* [What is being asked]
Identify the lines that contain the string "Opérateurs" and copy all of them.

#### Supplied records

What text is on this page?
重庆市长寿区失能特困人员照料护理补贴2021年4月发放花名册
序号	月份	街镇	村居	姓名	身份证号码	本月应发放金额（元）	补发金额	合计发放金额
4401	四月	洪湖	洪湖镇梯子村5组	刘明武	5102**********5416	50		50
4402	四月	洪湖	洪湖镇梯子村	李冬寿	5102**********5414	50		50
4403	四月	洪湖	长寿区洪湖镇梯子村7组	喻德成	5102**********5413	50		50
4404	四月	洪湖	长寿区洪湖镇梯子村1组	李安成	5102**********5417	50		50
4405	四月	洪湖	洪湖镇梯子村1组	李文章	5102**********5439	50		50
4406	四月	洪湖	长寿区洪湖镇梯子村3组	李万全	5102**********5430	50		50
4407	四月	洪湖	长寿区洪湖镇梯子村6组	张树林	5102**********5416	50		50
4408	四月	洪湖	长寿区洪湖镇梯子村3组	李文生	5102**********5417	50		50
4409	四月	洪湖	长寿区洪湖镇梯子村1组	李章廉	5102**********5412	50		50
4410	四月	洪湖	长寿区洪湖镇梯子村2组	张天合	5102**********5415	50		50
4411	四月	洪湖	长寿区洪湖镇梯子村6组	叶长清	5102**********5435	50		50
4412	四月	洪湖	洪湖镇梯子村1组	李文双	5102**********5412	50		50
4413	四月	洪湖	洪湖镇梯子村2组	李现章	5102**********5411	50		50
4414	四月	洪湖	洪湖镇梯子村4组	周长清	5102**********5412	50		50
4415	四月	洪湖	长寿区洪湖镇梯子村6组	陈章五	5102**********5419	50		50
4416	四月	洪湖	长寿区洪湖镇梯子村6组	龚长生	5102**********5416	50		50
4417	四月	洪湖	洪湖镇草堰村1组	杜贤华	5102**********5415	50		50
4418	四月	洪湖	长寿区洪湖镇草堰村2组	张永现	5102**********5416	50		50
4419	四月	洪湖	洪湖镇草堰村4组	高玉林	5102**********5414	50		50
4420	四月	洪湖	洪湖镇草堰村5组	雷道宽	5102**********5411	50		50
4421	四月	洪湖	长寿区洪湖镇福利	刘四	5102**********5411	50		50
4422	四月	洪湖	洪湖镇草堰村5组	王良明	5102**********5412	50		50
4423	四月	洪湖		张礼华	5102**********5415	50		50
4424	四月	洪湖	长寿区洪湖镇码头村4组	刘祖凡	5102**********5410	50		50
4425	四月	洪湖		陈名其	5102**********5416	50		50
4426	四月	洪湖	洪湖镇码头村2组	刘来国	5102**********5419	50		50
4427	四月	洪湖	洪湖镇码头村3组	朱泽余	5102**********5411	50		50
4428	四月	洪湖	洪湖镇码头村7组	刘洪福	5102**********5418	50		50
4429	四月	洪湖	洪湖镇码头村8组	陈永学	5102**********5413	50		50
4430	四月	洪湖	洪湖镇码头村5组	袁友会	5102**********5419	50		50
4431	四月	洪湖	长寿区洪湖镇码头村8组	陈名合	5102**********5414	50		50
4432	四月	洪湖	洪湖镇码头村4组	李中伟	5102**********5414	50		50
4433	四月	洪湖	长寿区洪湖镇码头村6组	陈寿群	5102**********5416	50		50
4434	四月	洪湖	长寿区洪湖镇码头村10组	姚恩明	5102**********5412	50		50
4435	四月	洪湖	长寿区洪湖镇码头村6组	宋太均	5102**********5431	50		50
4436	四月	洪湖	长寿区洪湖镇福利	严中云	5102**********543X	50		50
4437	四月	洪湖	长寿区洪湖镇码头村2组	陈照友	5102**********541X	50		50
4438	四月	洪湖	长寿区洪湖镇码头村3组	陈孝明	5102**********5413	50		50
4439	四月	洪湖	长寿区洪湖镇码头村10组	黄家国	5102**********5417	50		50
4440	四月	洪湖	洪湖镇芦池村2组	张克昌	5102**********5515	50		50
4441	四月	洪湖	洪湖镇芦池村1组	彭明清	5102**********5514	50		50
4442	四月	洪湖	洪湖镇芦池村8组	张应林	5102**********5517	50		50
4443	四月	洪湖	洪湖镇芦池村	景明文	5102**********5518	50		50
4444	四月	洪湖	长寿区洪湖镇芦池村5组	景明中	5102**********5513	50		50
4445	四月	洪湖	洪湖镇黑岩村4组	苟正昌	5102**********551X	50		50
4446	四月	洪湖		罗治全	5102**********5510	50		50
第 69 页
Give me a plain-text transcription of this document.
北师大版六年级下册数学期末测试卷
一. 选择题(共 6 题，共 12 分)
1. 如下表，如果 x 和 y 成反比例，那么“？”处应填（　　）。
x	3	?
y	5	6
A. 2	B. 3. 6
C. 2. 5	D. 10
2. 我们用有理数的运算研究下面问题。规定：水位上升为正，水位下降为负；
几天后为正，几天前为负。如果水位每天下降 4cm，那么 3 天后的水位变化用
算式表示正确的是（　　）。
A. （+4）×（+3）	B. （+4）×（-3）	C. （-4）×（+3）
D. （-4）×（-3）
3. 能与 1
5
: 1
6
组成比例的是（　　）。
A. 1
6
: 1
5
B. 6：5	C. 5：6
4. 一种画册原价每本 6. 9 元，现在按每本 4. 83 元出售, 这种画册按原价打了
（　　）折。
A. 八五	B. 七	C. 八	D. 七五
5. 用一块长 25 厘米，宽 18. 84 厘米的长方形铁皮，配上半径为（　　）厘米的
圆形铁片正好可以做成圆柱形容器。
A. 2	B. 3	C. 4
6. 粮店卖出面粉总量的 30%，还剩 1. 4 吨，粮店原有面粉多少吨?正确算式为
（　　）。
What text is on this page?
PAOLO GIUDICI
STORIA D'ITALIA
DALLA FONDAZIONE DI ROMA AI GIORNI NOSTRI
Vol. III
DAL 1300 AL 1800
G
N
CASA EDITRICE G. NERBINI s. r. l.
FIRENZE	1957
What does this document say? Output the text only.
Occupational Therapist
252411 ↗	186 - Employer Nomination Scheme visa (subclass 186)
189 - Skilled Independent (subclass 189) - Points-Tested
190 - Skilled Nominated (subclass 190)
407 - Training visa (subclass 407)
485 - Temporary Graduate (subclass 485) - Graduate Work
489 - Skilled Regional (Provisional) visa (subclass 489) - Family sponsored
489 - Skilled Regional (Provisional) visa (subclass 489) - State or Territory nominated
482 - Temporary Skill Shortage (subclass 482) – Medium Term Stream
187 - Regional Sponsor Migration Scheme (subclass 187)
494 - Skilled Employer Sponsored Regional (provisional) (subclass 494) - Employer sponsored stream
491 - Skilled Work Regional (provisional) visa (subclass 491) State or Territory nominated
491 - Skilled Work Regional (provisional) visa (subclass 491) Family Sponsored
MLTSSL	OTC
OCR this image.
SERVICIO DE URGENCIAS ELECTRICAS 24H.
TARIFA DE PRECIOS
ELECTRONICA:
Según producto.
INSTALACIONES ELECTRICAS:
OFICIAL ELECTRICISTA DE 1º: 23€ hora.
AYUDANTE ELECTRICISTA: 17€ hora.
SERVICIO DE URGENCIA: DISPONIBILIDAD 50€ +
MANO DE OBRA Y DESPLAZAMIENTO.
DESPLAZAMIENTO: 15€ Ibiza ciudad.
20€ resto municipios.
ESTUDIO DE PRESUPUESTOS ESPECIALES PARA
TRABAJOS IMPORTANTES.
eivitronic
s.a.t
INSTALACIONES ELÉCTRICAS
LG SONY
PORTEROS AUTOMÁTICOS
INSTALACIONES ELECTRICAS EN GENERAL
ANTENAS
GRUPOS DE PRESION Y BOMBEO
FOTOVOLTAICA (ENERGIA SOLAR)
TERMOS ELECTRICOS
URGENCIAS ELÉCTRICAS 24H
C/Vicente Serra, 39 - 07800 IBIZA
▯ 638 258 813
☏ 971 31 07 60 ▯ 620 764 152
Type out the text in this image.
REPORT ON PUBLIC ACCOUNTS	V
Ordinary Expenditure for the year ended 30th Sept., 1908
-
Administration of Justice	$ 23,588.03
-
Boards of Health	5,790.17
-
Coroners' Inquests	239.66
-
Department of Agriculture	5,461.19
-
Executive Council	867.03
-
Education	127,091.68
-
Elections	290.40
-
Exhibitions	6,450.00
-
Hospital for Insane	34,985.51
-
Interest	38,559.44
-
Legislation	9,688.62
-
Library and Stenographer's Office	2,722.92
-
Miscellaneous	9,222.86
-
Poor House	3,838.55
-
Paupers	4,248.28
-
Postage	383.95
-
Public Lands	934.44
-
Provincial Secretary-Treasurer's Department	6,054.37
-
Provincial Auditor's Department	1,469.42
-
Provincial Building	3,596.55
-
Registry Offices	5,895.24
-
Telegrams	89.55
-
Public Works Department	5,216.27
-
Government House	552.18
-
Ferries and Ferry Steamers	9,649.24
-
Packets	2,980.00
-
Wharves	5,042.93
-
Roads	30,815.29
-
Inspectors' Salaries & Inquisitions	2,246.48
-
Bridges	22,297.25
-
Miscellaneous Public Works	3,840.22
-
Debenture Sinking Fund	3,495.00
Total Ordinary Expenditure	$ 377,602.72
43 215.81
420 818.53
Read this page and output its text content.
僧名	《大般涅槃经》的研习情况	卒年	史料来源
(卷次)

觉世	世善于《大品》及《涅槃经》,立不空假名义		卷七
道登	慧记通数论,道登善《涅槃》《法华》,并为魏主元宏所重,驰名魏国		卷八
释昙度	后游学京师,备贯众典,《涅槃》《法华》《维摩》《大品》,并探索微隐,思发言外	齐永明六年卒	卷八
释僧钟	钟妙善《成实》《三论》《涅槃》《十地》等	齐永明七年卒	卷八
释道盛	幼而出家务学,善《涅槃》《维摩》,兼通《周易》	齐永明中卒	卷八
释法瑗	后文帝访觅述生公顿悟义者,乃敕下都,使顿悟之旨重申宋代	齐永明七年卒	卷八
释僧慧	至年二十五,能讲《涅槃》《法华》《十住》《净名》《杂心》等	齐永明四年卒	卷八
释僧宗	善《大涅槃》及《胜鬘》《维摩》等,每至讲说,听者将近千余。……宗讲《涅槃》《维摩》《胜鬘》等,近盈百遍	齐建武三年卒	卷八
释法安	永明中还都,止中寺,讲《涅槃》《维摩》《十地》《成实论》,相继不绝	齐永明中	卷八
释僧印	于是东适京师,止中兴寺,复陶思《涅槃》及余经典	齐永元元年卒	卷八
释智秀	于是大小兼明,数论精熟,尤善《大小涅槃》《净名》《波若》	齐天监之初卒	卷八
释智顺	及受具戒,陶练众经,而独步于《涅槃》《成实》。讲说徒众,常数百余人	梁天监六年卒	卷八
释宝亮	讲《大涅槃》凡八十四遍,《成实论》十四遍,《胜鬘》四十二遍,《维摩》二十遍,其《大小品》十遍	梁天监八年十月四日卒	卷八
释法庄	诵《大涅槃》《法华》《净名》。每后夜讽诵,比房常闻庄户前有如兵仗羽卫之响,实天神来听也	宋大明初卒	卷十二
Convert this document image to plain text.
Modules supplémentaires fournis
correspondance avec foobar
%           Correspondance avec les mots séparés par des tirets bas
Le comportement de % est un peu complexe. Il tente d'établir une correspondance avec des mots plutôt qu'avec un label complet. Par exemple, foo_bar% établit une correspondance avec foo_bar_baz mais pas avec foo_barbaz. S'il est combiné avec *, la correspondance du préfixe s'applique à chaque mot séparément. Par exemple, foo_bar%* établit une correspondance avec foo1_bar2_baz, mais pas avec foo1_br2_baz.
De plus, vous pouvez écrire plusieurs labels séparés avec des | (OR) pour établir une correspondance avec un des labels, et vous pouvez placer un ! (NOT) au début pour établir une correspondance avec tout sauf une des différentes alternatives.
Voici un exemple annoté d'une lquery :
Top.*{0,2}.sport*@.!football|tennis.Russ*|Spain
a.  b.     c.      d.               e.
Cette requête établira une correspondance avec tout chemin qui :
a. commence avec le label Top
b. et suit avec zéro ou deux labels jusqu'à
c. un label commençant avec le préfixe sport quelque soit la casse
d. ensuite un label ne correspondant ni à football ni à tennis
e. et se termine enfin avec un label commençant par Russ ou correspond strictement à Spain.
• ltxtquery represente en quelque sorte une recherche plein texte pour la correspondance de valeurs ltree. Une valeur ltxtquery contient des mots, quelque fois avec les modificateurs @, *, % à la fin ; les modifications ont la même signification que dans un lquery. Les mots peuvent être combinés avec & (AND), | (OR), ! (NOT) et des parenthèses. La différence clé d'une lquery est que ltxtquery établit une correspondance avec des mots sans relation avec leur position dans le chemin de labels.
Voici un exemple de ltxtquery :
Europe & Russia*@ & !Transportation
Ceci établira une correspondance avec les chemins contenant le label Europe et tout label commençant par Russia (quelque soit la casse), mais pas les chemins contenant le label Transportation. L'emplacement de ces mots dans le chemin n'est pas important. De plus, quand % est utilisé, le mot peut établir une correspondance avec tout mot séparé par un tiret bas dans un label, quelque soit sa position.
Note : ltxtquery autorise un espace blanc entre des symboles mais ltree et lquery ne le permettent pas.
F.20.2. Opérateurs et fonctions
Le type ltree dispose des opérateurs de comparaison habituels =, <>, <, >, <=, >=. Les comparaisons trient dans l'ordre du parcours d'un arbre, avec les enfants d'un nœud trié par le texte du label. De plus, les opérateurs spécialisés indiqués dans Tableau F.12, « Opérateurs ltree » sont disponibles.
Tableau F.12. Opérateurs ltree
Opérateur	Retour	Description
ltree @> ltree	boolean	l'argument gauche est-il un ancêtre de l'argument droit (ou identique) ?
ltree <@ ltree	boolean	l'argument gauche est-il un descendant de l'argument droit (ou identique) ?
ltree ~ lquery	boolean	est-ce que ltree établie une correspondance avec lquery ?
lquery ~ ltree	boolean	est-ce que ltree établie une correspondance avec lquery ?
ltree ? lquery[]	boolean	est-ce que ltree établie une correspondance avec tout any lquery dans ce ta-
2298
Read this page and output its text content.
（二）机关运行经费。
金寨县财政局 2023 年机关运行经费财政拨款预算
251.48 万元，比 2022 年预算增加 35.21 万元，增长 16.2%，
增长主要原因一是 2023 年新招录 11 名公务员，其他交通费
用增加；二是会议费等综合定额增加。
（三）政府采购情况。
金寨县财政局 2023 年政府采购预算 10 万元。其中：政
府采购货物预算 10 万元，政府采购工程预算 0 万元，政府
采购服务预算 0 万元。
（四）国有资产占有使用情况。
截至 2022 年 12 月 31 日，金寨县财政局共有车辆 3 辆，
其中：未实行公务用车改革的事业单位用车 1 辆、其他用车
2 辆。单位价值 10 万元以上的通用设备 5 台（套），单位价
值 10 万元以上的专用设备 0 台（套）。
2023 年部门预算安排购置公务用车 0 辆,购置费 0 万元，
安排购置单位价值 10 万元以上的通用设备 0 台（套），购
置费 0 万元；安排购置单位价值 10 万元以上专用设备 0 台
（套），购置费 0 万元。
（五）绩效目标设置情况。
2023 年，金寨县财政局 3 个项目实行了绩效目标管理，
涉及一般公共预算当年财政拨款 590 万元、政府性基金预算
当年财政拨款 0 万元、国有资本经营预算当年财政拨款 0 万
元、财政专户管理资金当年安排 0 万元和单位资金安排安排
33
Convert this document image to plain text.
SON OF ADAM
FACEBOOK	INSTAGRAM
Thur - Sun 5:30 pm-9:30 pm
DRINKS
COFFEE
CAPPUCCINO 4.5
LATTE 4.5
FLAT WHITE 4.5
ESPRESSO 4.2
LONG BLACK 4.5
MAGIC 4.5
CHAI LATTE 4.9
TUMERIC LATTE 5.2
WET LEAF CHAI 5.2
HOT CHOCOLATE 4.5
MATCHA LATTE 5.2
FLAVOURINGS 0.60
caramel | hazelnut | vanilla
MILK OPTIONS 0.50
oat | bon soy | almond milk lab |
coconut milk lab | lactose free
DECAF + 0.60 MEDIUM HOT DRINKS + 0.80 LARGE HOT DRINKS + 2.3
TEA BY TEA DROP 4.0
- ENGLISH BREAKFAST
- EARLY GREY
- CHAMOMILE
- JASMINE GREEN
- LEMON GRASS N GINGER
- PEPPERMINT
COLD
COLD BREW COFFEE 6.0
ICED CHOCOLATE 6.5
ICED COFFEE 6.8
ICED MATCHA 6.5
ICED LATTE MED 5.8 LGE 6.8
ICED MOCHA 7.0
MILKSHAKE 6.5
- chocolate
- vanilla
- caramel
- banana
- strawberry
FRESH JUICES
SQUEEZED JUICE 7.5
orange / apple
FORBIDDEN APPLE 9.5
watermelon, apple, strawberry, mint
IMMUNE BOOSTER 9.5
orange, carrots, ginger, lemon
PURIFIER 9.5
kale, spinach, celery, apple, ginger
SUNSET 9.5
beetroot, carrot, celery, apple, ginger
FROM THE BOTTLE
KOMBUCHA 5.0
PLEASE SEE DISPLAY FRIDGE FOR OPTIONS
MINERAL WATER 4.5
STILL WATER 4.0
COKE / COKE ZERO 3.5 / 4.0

########

* [Solution for this task]
F.20.2. Opérateurs et fonctions
Le type ltree dispose des opérateurs de comparaison habituels =, <>, <, >, <=, >=. Les comparaisons trient dans l'ordre du parcours d'un arbre, avec les enfants d'un nœud trié par le texte du label. De plus, les opérateurs spécialisés indiqués dans Tableau F.12, « Opérateurs ltree » sont disponibles.
Tableau F.12. Opérateurs ltree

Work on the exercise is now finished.